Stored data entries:
#####
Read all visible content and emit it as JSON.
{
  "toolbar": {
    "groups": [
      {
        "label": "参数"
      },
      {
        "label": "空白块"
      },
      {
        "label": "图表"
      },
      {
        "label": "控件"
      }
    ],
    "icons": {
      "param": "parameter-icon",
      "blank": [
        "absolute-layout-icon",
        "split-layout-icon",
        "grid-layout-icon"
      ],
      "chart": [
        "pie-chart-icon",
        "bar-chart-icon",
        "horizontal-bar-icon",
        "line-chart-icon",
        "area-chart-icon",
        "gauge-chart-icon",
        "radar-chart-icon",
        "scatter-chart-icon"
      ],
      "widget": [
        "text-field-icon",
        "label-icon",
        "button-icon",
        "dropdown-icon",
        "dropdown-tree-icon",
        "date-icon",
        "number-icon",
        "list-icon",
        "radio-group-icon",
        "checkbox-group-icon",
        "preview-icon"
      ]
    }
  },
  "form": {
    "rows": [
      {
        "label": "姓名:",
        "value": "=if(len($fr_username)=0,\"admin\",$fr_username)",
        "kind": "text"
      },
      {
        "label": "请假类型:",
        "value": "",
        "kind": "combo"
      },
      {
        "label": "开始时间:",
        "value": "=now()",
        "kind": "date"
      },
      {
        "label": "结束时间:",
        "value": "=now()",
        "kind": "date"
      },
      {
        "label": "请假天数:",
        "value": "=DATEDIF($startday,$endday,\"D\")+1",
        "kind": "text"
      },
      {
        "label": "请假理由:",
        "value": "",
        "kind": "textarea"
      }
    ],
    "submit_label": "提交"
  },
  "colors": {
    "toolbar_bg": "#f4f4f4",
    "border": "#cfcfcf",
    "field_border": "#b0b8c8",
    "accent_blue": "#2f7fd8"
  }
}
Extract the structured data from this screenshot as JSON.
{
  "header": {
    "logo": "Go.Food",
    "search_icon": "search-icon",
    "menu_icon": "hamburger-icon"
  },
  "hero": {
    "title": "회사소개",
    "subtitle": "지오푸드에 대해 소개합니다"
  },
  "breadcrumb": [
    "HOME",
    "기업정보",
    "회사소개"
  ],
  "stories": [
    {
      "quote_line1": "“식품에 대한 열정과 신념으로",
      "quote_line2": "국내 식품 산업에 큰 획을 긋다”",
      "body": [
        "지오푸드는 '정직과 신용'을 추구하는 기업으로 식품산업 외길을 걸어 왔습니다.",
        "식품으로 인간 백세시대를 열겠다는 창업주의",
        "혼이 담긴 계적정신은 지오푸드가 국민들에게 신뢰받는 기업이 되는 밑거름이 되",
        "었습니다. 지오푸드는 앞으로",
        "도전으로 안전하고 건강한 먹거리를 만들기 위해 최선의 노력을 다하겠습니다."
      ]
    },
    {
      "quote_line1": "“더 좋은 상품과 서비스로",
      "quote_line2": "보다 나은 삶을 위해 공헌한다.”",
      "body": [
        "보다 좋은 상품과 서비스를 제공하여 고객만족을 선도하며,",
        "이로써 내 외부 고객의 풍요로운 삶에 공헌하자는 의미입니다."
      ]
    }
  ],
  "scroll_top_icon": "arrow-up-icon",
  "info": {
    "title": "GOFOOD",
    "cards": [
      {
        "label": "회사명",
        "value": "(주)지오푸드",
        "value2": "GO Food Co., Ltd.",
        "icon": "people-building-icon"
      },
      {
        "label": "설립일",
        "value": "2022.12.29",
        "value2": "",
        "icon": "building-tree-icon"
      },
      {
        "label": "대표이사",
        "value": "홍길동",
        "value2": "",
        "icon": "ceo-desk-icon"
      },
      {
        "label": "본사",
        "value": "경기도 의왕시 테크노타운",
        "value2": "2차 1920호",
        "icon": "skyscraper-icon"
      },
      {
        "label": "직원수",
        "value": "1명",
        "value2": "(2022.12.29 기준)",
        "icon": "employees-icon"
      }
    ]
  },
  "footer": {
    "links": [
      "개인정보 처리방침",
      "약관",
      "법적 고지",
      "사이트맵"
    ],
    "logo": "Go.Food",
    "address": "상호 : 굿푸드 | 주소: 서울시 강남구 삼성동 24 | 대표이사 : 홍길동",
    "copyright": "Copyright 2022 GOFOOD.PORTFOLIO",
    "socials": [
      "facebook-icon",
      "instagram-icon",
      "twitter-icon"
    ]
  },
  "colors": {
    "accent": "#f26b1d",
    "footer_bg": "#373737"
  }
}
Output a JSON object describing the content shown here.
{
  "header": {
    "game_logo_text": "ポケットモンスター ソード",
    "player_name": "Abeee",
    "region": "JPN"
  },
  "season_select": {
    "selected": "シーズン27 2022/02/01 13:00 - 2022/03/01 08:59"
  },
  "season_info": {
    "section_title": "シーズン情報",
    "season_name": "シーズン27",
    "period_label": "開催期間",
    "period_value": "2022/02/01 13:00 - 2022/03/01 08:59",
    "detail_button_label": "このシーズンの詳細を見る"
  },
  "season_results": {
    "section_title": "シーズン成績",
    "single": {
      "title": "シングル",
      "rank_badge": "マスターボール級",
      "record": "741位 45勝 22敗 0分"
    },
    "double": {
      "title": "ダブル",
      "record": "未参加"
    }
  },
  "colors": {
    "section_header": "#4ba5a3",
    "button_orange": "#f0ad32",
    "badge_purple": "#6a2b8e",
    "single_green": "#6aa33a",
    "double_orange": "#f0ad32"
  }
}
#####
• THE PROBLEM:
Every record above should be copied exactly.

• EXERCISE OUTPUT:
Read all visible content and emit it as JSON.
{
  "toolbar": {
    "groups": [
      {
        "label": "参数"
      },
      {
        "label": "空白块"
      },
      {
        "label": "图表"
      },
      {
        "label": "控件"
      }
    ],
    "icons": {
      "param": "parameter-icon",
      "blank": [
        "absolute-layout-icon",
        "split-layout-icon",
        "grid-layout-icon"
      ],
      "chart": [
        "pie-chart-icon",
        "bar-chart-icon",
        "horizontal-bar-icon",
        "line-chart-icon",
        "area-chart-icon",
        "gauge-chart-icon",
        "radar-chart-icon",
        "scatter-chart-icon"
      ],
      "widget": [
        "text-field-icon",
        "label-icon",
        "button-icon",
        "dropdown-icon",
        "dropdown-tree-icon",
        "date-icon",
        "number-icon",
        "list-icon",
        "radio-group-icon",
        "checkbox-group-icon",
        "preview-icon"
      ]
    }
  },
  "form": {
    "rows": [
      {
        "label": "姓名:",
        "value": "=if(len($fr_username)=0,\"admin\",$fr_username)",
        "kind": "text"
      },
      {
        "label": "请假类型:",
        "value": "",
        "kind": "combo"
      },
      {
        "label": "开始时间:",
        "value": "=now()",
        "kind": "date"
      },
      {
        "label": "结束时间:",
        "value": "=now()",
        "kind": "date"
      },
      {
        "label": "请假天数:",
        "value": "=DATEDIF($startday,$endday,\"D\")+1",
        "kind": "text"
      },
      {
        "label": "请假理由:",
        "value": "",
        "kind": "textarea"
      }
    ],
    "submit_label": "提交"
  },
  "colors": {
    "toolbar_bg": "#f4f4f4",
    "border": "#cfcfcf",
    "field_border": "#b0b8c8",
    "accent_blue": "#2f7fd8"
  }
}
Extract the structured data from this screenshot as JSON.
{
  "header": {
    "logo": "Go.Food",
    "search_icon": "search-icon",
    "menu_icon": "hamburger-icon"
  },
  "hero": {
    "title": "회사소개",
    "subtitle": "지오푸드에 대해 소개합니다"
  },
  "breadcrumb": [
    "HOME",
    "기업정보",
    "회사소개"
  ],
  "stories": [
    {
      "quote_line1": "“식품에 대한 열정과 신념으로",
      "quote_line2": "국내 식품 산업에 큰 획을 긋다”",
      "body": [
        "지오푸드는 '정직과 신용'을 추구하는 기업으로 식품산업 외길을 걸어 왔습니다.",
        "식품으로 인간 백세시대를 열겠다는 창업주의",
        "혼이 담긴 계적정신은 지오푸드가 국민들에게 신뢰받는 기업이 되는 밑거름이 되",
        "었습니다. 지오푸드는 앞으로",
        "도전으로 안전하고 건강한 먹거리를 만들기 위해 최선의 노력을 다하겠습니다."
      ]
    },
    {
      "quote_line1": "“더 좋은 상품과 서비스로",
      "quote_line2": "보다 나은 삶을 위해 공헌한다.”",
      "body": [
        "보다 좋은 상품과 서비스를 제공하여 고객만족을 선도하며,",
        "이로써 내 외부 고객의 풍요로운 삶에 공헌하자는 의미입니다."
      ]
    }
  ],
  "scroll_top_icon": "arrow-up-icon",
  "info": {
    "title": "GOFOOD",
    "cards": [
      {
        "label": "회사명",
        "value": "(주)지오푸드",
        "value2": "GO Food Co., Ltd.",
        "icon": "people-building-icon"
      },
      {
        "label": "설립일",
        "value": "2022.12.29",
        "value2": "",
        "icon": "building-tree-icon"
      },
      {
        "label": "대표이사",
        "value": "홍길동",
        "value2": "",
        "icon": "ceo-desk-icon"
      },
      {
        "label": "본사",
        "value": "경기도 의왕시 테크노타운",
        "value2": "2차 1920호",
        "icon": "skyscraper-icon"
      },
      {
        "label": "직원수",
        "value": "1명",
        "value2": "(2022.12.29 기준)",
        "icon": "employees-icon"
      }
    ]
  },
  "footer": {
    "links": [
      "개인정보 처리방침",
      "약관",
      "법적 고지",
      "사이트맵"
    ],
    "logo": "Go.Food",
    "address": "상호 : 굿푸드 | 주소: 서울시 강남구 삼성동 24 | 대표이사 : 홍길동",
    "copyright": "Copyright 2022 GOFOOD.PORTFOLIO",
    "socials": [
      "facebook-icon",
      "instagram-icon",
      "twitter-icon"
    ]
  },
  "colors": {
    "accent": "#f26b1d",
    "footer_bg": "#373737"
  }
}
Output a JSON object describing the content shown here.
{
  "header": {
    "game_logo_text": "ポケットモンスター ソード",
    "player_name": "Abeee",
    "region": "JPN"
  },
  "season_select": {
    "selected": "シーズン27 2022/02/01 13:00 - 2022/03/01 08:59"
  },
  "season_info": {
    "section_title": "シーズン情報",
    "season_name": "シーズン27",
    "period_label": "開催期間",
    "period_value": "2022/02/01 13:00 - 2022/03/01 08:59",
    "detail_button_label": "このシーズンの詳細を見る"
  },
  "season_results": {
    "section_title": "シーズン成績",
    "single": {
      "title": "シングル",
      "rank_badge": "マスターボール級",
      "record": "741位 45勝 22敗 0分"
    },
    "double": {
      "title": "ダブル",
      "record": "未参加"
    }
  },
  "colors": {
    "section_header": "#4ba5a3",
    "button_orange": "#f0ad32",
    "badge_purple": "#6a2b8e",
    "single_green": "#6aa33a",
    "double_orange": "#f0ad32"
  }
}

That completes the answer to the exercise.